[start]
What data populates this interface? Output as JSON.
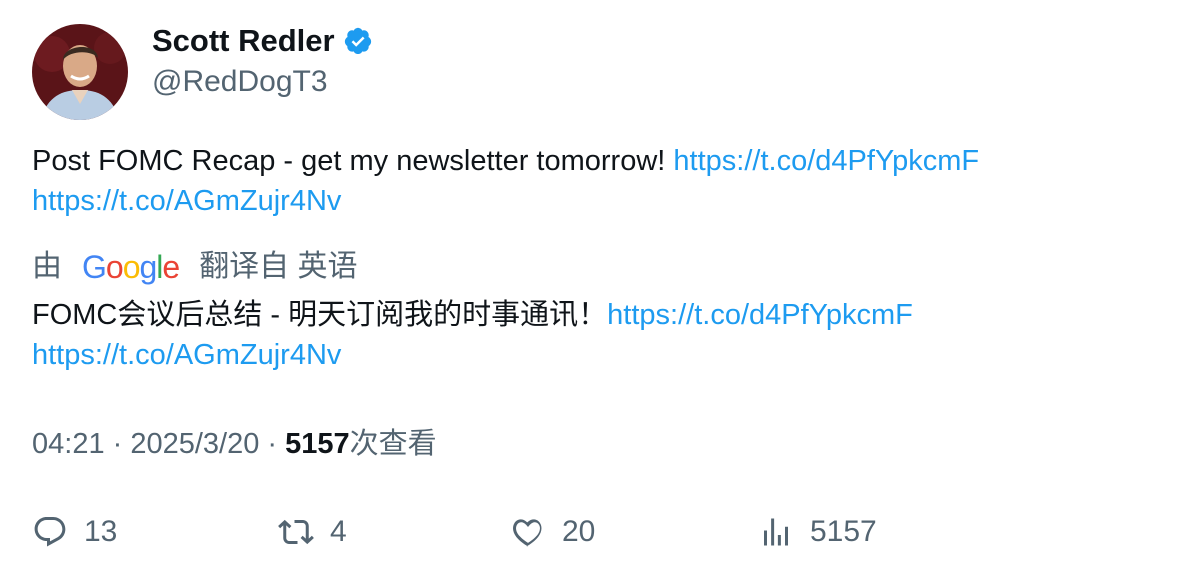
{
  "author": {
    "name": "Scott Redler",
    "handle": "@RedDogT3",
    "verified_icon": "verified-badge-icon"
  },
  "tweet": {
    "text": "Post FOMC Recap - get my newsletter tomorrow! ",
    "link1": "https://t.co/d4PfYpkcmF",
    "link2": "https://t.co/AGmZujr4Nv"
  },
  "translation": {
    "prefix": "由",
    "google_letters": [
      "G",
      "o",
      "o",
      "g",
      "l",
      "e"
    ],
    "suffix": "翻译自 英语",
    "text": "FOMC会议后总结 - 明天订阅我的时事通讯！",
    "link1": "https://t.co/d4PfYpkcmF",
    "link2": "https://t.co/AGmZujr4Nv"
  },
  "meta": {
    "time": "04:21",
    "separator": " · ",
    "date": "2025/3/20",
    "views_count": "5157",
    "views_label": "次查看"
  },
  "actions": {
    "replies": "13",
    "retweets": "4",
    "likes": "20",
    "views": "5157"
  },
  "colors": {
    "link": "#1d9bf0",
    "secondary_text": "#536471",
    "primary_text": "#0f1419",
    "verified": "#1d9bf0"
  }
}
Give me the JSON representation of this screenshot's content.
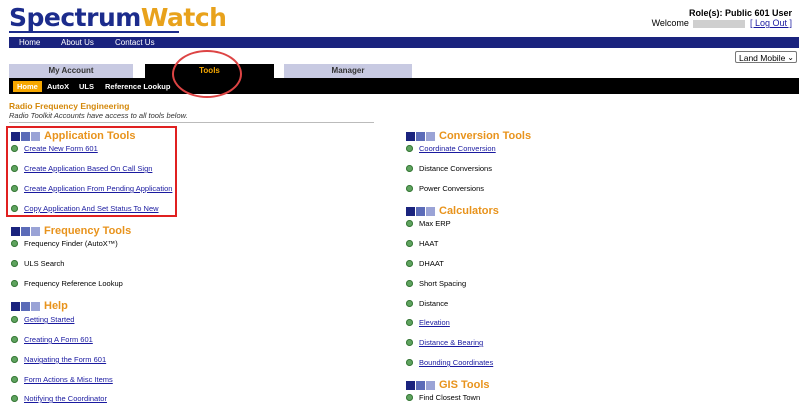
{
  "header": {
    "logo_part1": "Spectrum",
    "logo_part2": "Watch",
    "role_text": "Role(s): Public 601 User",
    "welcome_text": "Welcome",
    "logout_label": "[ Log Out ]"
  },
  "topnav": [
    "Home",
    "About Us",
    "Contact Us"
  ],
  "dropdown": {
    "selected": "Land Mobile"
  },
  "tabs": {
    "my_account": "My Account",
    "tools": "Tools",
    "manager": "Manager"
  },
  "subnav": [
    "Home",
    "AutoX",
    "ULS",
    "Reference Lookup"
  ],
  "section": {
    "title": "Radio Frequency Engineering",
    "subtitle": "Radio Toolkit Accounts have access to all tools below."
  },
  "left": {
    "application_tools": {
      "title": "Application Tools",
      "items": [
        "Create New Form 601",
        "Create Application Based On Call Sign",
        "Create Application From Pending Application",
        "Copy Application And Set Status To New"
      ]
    },
    "frequency_tools": {
      "title": "Frequency Tools",
      "items": [
        "Frequency Finder (AutoX™)",
        "ULS Search",
        "Frequency Reference Lookup"
      ]
    },
    "help": {
      "title": "Help",
      "items": [
        "Getting Started",
        "Creating A Form 601",
        "Navigating the Form 601",
        "Form Actions & Misc Items",
        "Notifying the Coordinator"
      ]
    }
  },
  "right": {
    "conversion_tools": {
      "title": "Conversion Tools",
      "items": [
        "Coordinate Conversion",
        "Distance Conversions",
        "Power Conversions"
      ]
    },
    "calculators": {
      "title": "Calculators",
      "items": [
        "Max ERP",
        "HAAT",
        "DHAAT",
        "Short Spacing",
        "Distance",
        "Elevation",
        "Distance & Bearing",
        "Bounding Coordinates"
      ]
    },
    "gis_tools": {
      "title": "GIS Tools",
      "items": [
        "Find Closest Town"
      ]
    }
  },
  "colors": {
    "nav": "#1a237e",
    "accent": "#f7a800",
    "link": "#1a1aa0",
    "annotation": "#e02020"
  }
}
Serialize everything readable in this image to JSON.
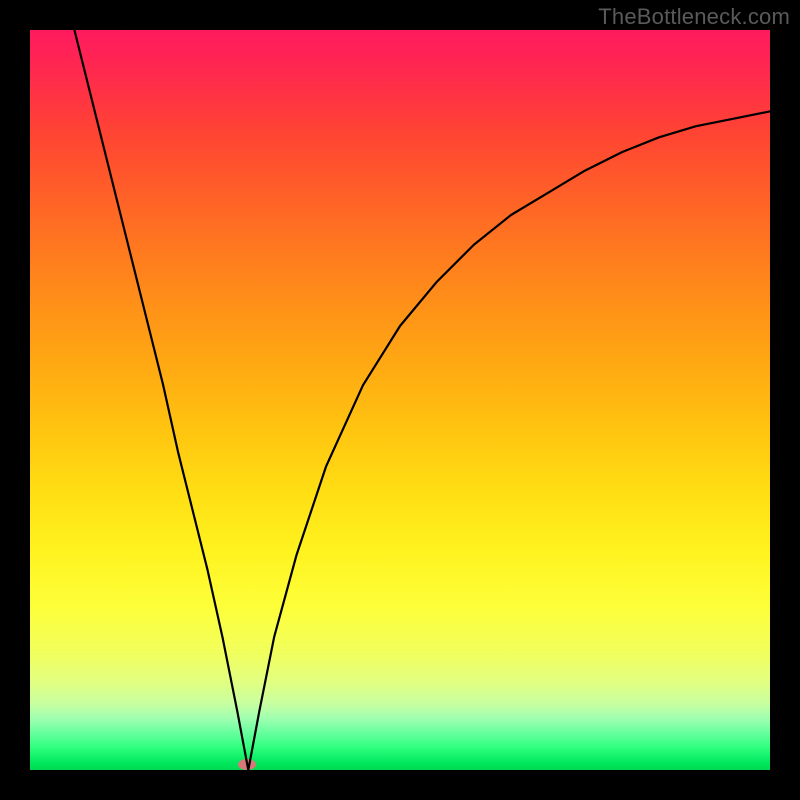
{
  "watermark": "TheBottleneck.com",
  "chart_data": {
    "type": "line",
    "title": "",
    "xlabel": "",
    "ylabel": "",
    "xlim": [
      0,
      100
    ],
    "ylim": [
      0,
      100
    ],
    "grid": false,
    "legend": false,
    "annotations": [],
    "background_gradient": {
      "direction": "vertical",
      "stops": [
        {
          "pct": 0,
          "color": "#ff1a5e"
        },
        {
          "pct": 25,
          "color": "#ff7a1f"
        },
        {
          "pct": 55,
          "color": "#ffdd13"
        },
        {
          "pct": 80,
          "color": "#f2ff5c"
        },
        {
          "pct": 95,
          "color": "#66ff9e"
        },
        {
          "pct": 100,
          "color": "#00d850"
        }
      ]
    },
    "marker": {
      "x": 29.5,
      "y": 0,
      "color": "#d87878",
      "shape": "ellipse"
    },
    "series": [
      {
        "name": "curve",
        "x": [
          6,
          8,
          10,
          12,
          14,
          16,
          18,
          20,
          22,
          24,
          26,
          28,
          29.5,
          31,
          33,
          36,
          40,
          45,
          50,
          55,
          60,
          65,
          70,
          75,
          80,
          85,
          90,
          95,
          100
        ],
        "values": [
          100,
          92,
          84,
          76,
          68,
          60,
          52,
          43,
          35,
          27,
          18,
          8,
          0,
          8,
          18,
          29,
          41,
          52,
          60,
          66,
          71,
          75,
          78,
          81,
          83.5,
          85.5,
          87,
          88,
          89
        ]
      }
    ]
  }
}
[end]
**What to do:** Make an exact reproduction of the listing above, without any pictures.

**Answer:**
What data populates this interface? Output as JSON.
{
  "author": {
    "name": "Scott Redler",
    "handle": "@RedDogT3",
    "verified_icon": "verified-badge-icon"
  },
  "tweet": {
    "text": "Post FOMC Recap - get my newsletter tomorrow! ",
    "link1": "https://t.co/d4PfYpkcmF",
    "link2": "https://t.co/AGmZujr4Nv"
  },
  "translation": {
    "prefix": "由",
    "google_letters": [
      "G",
      "o",
      "o",
      "g",
      "l",
      "e"
    ],
    "suffix": "翻译自 英语",
    "text": "FOMC会议后总结 - 明天订阅我的时事通讯！",
    "link1": "https://t.co/d4PfYpkcmF",
    "link2": "https://t.co/AGmZujr4Nv"
  },
  "meta": {
    "time": "04:21",
    "separator": " · ",
    "date": "2025/3/20",
    "views_count": "5157",
    "views_label": "次查看"
  },
  "actions": {
    "replies": "13",
    "retweets": "4",
    "likes": "20",
    "views": "5157"
  },
  "colors": {
    "link": "#1d9bf0",
    "secondary_text": "#536471",
    "primary_text": "#0f1419",
    "verified": "#1d9bf0"
  }
}
Give me the JSON representation of this screenshot's content.
{
  "header": {
    "logo_part1": "Spectrum",
    "logo_part2": "Watch",
    "role_text": "Role(s): Public 601 User",
    "welcome_text": "Welcome",
    "logout_label": "[ Log Out ]"
  },
  "topnav": [
    "Home",
    "About Us",
    "Contact Us"
  ],
  "dropdown": {
    "selected": "Land Mobile"
  },
  "tabs": {
    "my_account": "My Account",
    "tools": "Tools",
    "manager": "Manager"
  },
  "subnav": [
    "Home",
    "AutoX",
    "ULS",
    "Reference Lookup"
  ],
  "section": {
    "title": "Radio Frequency Engineering",
    "subtitle": "Radio Toolkit Accounts have access to all tools below."
  },
  "left": {
    "application_tools": {
      "title": "Application Tools",
      "items": [
        "Create New Form 601",
        "Create Application Based On Call Sign",
        "Create Application From Pending Application",
        "Copy Application And Set Status To New"
      ]
    },
    "frequency_tools": {
      "title": "Frequency Tools",
      "items": [
        "Frequency Finder (AutoX™)",
        "ULS Search",
        "Frequency Reference Lookup"
      ]
    },
    "help": {
      "title": "Help",
      "items": [
        "Getting Started",
        "Creating A Form 601",
        "Navigating the Form 601",
        "Form Actions & Misc Items",
        "Notifying the Coordinator"
      ]
    }
  },
  "right": {
    "conversion_tools": {
      "title": "Conversion Tools",
      "items": [
        "Coordinate Conversion",
        "Distance Conversions",
        "Power Conversions"
      ]
    },
    "calculators": {
      "title": "Calculators",
      "items": [
        "Max ERP",
        "HAAT",
        "DHAAT",
        "Short Spacing",
        "Distance",
        "Elevation",
        "Distance & Bearing",
        "Bounding Coordinates"
      ]
    },
    "gis_tools": {
      "title": "GIS Tools",
      "items": [
        "Find Closest Town"
      ]
    }
  },
  "colors": {
    "nav": "#1a237e",
    "accent": "#f7a800",
    "link": "#1a1aa0",
    "annotation": "#e02020"
  }
}
Serialize everything readable in this image to JSON.
{
  "watermark": "TheBottleneck.com",
  "chart_data": {
    "type": "line",
    "title": "",
    "xlabel": "",
    "ylabel": "",
    "xlim": [
      0,
      100
    ],
    "ylim": [
      0,
      100
    ],
    "grid": false,
    "legend": false,
    "annotations": [],
    "background_gradient": {
      "direction": "vertical",
      "stops": [
        {
          "pct": 0,
          "color": "#ff1a5e"
        },
        {
          "pct": 25,
          "color": "#ff7a1f"
        },
        {
          "pct": 55,
          "color": "#ffdd13"
        },
        {
          "pct": 80,
          "color": "#f2ff5c"
        },
        {
          "pct": 95,
          "color": "#66ff9e"
        },
        {
          "pct": 100,
          "color": "#00d850"
        }
      ]
    },
    "marker": {
      "x": 29.5,
      "y": 0,
      "color": "#d87878",
      "shape": "ellipse"
    },
    "series": [
      {
        "name": "curve",
        "x": [
          6,
          8,
          10,
          12,
          14,
          16,
          18,
          20,
          22,
          24,
          26,
          28,
          29.5,
          31,
          33,
          36,
          40,
          45,
          50,
          55,
          60,
          65,
          70,
          75,
          80,
          85,
          90,
          95,
          100
        ],
        "values": [
          100,
          92,
          84,
          76,
          68,
          60,
          52,
          43,
          35,
          27,
          18,
          8,
          0,
          8,
          18,
          29,
          41,
          52,
          60,
          66,
          71,
          75,
          78,
          81,
          83.5,
          85.5,
          87,
          88,
          89
        ]
      }
    ]
  }
}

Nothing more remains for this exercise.